§ **Records for the exercise**
-- Start --

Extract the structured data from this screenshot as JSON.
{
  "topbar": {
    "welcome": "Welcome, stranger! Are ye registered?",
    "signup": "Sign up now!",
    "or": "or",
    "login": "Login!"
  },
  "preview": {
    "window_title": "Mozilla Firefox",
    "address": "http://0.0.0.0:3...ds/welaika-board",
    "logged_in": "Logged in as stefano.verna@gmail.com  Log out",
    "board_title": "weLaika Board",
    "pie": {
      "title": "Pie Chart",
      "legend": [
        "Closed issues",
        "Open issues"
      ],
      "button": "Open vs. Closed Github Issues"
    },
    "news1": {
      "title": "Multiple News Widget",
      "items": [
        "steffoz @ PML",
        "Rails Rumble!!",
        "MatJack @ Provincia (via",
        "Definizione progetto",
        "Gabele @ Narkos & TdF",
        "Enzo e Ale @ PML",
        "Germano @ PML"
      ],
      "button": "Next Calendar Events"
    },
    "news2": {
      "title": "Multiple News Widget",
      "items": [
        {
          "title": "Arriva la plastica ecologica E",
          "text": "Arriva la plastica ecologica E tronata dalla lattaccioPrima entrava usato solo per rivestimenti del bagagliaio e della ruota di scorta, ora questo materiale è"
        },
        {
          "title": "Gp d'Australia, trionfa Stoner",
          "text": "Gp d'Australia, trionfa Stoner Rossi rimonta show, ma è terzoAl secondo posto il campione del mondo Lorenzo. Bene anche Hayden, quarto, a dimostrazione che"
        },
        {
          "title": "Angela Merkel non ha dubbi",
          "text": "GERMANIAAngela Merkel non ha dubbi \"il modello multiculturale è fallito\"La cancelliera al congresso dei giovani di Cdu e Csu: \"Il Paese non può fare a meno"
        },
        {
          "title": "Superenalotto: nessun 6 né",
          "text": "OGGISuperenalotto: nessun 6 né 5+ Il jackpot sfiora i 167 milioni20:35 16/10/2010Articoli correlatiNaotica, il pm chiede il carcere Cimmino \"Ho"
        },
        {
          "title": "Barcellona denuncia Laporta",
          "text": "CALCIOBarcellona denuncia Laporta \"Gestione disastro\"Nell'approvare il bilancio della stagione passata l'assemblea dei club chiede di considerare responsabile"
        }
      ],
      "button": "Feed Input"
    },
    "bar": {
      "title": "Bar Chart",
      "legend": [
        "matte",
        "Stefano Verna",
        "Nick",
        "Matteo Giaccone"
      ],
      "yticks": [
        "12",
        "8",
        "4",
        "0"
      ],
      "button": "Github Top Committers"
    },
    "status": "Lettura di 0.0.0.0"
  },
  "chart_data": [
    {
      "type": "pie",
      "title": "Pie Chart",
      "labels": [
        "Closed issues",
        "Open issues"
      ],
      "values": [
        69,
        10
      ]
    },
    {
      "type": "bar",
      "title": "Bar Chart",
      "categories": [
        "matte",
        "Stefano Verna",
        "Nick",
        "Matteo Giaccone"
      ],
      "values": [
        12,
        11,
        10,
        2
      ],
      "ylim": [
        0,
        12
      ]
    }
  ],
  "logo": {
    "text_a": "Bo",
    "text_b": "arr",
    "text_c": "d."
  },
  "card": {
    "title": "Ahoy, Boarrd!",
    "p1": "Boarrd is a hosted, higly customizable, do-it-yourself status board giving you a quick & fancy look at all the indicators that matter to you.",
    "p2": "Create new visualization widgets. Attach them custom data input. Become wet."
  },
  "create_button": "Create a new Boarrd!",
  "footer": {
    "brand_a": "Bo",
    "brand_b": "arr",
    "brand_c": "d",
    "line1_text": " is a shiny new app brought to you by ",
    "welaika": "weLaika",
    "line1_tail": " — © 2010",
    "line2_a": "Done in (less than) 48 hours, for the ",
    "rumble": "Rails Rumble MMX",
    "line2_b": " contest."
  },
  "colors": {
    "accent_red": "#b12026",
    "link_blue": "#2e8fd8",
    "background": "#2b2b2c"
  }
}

-- End --

Scan the listing above and copy all lines containing the word "Github".

§ **Task output**
      "button": "Open vs. Closed Github Issues"
      "button": "Github Top Committers"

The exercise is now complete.